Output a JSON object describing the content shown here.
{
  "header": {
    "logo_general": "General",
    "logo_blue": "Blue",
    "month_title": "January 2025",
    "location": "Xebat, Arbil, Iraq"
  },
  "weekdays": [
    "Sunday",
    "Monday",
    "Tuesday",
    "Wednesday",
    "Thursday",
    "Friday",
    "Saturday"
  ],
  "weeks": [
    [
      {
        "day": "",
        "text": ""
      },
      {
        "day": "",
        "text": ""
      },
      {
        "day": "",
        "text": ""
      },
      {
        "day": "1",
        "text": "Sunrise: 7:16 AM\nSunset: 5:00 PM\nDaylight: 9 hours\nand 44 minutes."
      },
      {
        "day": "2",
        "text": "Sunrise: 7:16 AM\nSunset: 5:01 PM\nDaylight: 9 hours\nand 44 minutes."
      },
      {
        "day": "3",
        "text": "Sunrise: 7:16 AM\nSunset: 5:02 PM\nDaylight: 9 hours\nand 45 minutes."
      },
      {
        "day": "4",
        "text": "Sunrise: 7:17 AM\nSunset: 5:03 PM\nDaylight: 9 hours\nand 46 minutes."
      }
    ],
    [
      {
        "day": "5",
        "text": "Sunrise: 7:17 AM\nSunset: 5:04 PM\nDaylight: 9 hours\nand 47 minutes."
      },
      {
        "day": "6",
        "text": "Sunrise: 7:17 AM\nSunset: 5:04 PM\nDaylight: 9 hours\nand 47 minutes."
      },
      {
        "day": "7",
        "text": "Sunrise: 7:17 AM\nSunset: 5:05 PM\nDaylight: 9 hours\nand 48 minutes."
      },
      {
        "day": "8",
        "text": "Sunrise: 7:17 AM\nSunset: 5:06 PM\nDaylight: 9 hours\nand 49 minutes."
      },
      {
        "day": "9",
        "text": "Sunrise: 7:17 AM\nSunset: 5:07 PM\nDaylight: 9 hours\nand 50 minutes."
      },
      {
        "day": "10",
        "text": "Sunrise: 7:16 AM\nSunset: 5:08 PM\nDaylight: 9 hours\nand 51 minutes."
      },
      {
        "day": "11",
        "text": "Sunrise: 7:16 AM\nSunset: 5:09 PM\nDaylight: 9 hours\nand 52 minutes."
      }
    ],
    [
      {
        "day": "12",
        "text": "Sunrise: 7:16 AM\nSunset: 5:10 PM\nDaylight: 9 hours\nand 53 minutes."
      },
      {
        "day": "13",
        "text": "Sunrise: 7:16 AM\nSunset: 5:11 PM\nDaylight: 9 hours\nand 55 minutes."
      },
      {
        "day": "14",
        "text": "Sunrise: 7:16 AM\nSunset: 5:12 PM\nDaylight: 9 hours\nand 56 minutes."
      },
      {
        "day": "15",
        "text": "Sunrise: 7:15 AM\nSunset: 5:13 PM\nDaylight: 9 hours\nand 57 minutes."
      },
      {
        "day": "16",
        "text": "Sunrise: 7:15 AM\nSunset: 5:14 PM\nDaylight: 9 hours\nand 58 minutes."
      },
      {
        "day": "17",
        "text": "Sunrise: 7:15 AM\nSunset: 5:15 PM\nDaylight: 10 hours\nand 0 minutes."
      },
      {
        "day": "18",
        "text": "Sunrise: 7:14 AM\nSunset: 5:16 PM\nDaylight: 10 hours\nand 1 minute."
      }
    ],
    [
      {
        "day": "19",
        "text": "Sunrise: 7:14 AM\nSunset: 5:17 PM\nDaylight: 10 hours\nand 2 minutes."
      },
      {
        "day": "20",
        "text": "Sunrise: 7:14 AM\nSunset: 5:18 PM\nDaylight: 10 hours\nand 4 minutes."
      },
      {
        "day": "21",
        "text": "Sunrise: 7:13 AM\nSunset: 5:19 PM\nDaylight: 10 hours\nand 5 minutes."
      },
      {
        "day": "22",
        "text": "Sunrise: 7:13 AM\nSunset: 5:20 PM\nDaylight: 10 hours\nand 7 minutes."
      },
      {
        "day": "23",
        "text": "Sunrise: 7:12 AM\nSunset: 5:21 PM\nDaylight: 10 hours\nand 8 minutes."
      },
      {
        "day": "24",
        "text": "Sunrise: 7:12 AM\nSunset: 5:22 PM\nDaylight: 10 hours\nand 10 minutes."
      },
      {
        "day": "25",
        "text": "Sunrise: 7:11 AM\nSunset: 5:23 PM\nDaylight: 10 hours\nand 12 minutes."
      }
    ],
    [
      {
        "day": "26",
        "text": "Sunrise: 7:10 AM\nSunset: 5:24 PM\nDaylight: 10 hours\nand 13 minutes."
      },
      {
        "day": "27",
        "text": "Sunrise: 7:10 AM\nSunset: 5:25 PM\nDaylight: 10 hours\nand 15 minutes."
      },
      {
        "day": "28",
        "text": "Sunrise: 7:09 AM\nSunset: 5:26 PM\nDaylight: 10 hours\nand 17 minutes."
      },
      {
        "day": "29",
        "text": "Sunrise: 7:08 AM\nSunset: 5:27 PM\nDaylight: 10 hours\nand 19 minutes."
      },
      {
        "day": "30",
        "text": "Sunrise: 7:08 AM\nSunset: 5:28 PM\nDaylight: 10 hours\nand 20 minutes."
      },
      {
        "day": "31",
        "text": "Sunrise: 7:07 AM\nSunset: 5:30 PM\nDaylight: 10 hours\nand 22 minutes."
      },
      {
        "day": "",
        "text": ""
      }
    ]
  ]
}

» **Written problem**
Copy out the data shown above without altering anything.

» **Solution for this exercise**
Output a JSON object describing the content shown here.
{
  "header": {
    "logo_general": "General",
    "logo_blue": "Blue",
    "month_title": "January 2025",
    "location": "Xebat, Arbil, Iraq"
  },
  "weekdays": [
    "Sunday",
    "Monday",
    "Tuesday",
    "Wednesday",
    "Thursday",
    "Friday",
    "Saturday"
  ],
  "weeks": [
    [
      {
        "day": "",
        "text": ""
      },
      {
        "day": "",
        "text": ""
      },
      {
        "day": "",
        "text": ""
      },
      {
        "day": "1",
        "text": "Sunrise: 7:16 AM\nSunset: 5:00 PM\nDaylight: 9 hours\nand 44 minutes."
      },
      {
        "day": "2",
        "text": "Sunrise: 7:16 AM\nSunset: 5:01 PM\nDaylight: 9 hours\nand 44 minutes."
      },
      {
        "day": "3",
        "text": "Sunrise: 7:16 AM\nSunset: 5:02 PM\nDaylight: 9 hours\nand 45 minutes."
      },
      {
        "day": "4",
        "text": "Sunrise: 7:17 AM\nSunset: 5:03 PM\nDaylight: 9 hours\nand 46 minutes."
      }
    ],
    [
      {
        "day": "5",
        "text": "Sunrise: 7:17 AM\nSunset: 5:04 PM\nDaylight: 9 hours\nand 47 minutes."
      },
      {
        "day": "6",
        "text": "Sunrise: 7:17 AM\nSunset: 5:04 PM\nDaylight: 9 hours\nand 47 minutes."
      },
      {
        "day": "7",
        "text": "Sunrise: 7:17 AM\nSunset: 5:05 PM\nDaylight: 9 hours\nand 48 minutes."
      },
      {
        "day": "8",
        "text": "Sunrise: 7:17 AM\nSunset: 5:06 PM\nDaylight: 9 hours\nand 49 minutes."
      },
      {
        "day": "9",
        "text": "Sunrise: 7:17 AM\nSunset: 5:07 PM\nDaylight: 9 hours\nand 50 minutes."
      },
      {
        "day": "10",
        "text": "Sunrise: 7:16 AM\nSunset: 5:08 PM\nDaylight: 9 hours\nand 51 minutes."
      },
      {
        "day": "11",
        "text": "Sunrise: 7:16 AM\nSunset: 5:09 PM\nDaylight: 9 hours\nand 52 minutes."
      }
    ],
    [
      {
        "day": "12",
        "text": "Sunrise: 7:16 AM\nSunset: 5:10 PM\nDaylight: 9 hours\nand 53 minutes."
      },
      {
        "day": "13",
        "text": "Sunrise: 7:16 AM\nSunset: 5:11 PM\nDaylight: 9 hours\nand 55 minutes."
      },
      {
        "day": "14",
        "text": "Sunrise: 7:16 AM\nSunset: 5:12 PM\nDaylight: 9 hours\nand 56 minutes."
      },
      {
        "day": "15",
        "text": "Sunrise: 7:15 AM\nSunset: 5:13 PM\nDaylight: 9 hours\nand 57 minutes."
      },
      {
        "day": "16",
        "text": "Sunrise: 7:15 AM\nSunset: 5:14 PM\nDaylight: 9 hours\nand 58 minutes."
      },
      {
        "day": "17",
        "text": "Sunrise: 7:15 AM\nSunset: 5:15 PM\nDaylight: 10 hours\nand 0 minutes."
      },
      {
        "day": "18",
        "text": "Sunrise: 7:14 AM\nSunset: 5:16 PM\nDaylight: 10 hours\nand 1 minute."
      }
    ],
    [
      {
        "day": "19",
        "text": "Sunrise: 7:14 AM\nSunset: 5:17 PM\nDaylight: 10 hours\nand 2 minutes."
      },
      {
        "day": "20",
        "text": "Sunrise: 7:14 AM\nSunset: 5:18 PM\nDaylight: 10 hours\nand 4 minutes."
      },
      {
        "day": "21",
        "text": "Sunrise: 7:13 AM\nSunset: 5:19 PM\nDaylight: 10 hours\nand 5 minutes."
      },
      {
        "day": "22",
        "text": "Sunrise: 7:13 AM\nSunset: 5:20 PM\nDaylight: 10 hours\nand 7 minutes."
      },
      {
        "day": "23",
        "text": "Sunrise: 7:12 AM\nSunset: 5:21 PM\nDaylight: 10 hours\nand 8 minutes."
      },
      {
        "day": "24",
        "text": "Sunrise: 7:12 AM\nSunset: 5:22 PM\nDaylight: 10 hours\nand 10 minutes."
      },
      {
        "day": "25",
        "text": "Sunrise: 7:11 AM\nSunset: 5:23 PM\nDaylight: 10 hours\nand 12 minutes."
      }
    ],
    [
      {
        "day": "26",
        "text": "Sunrise: 7:10 AM\nSunset: 5:24 PM\nDaylight: 10 hours\nand 13 minutes."
      },
      {
        "day": "27",
        "text": "Sunrise: 7:10 AM\nSunset: 5:25 PM\nDaylight: 10 hours\nand 15 minutes."
      },
      {
        "day": "28",
        "text": "Sunrise: 7:09 AM\nSunset: 5:26 PM\nDaylight: 10 hours\nand 17 minutes."
      },
      {
        "day": "29",
        "text": "Sunrise: 7:08 AM\nSunset: 5:27 PM\nDaylight: 10 hours\nand 19 minutes."
      },
      {
        "day": "30",
        "text": "Sunrise: 7:08 AM\nSunset: 5:28 PM\nDaylight: 10 hours\nand 20 minutes."
      },
      {
        "day": "31",
        "text": "Sunrise: 7:07 AM\nSunset: 5:30 PM\nDaylight: 10 hours\nand 22 minutes."
      },
      {
        "day": "",
        "text": ""
      }
    ]
  ]
}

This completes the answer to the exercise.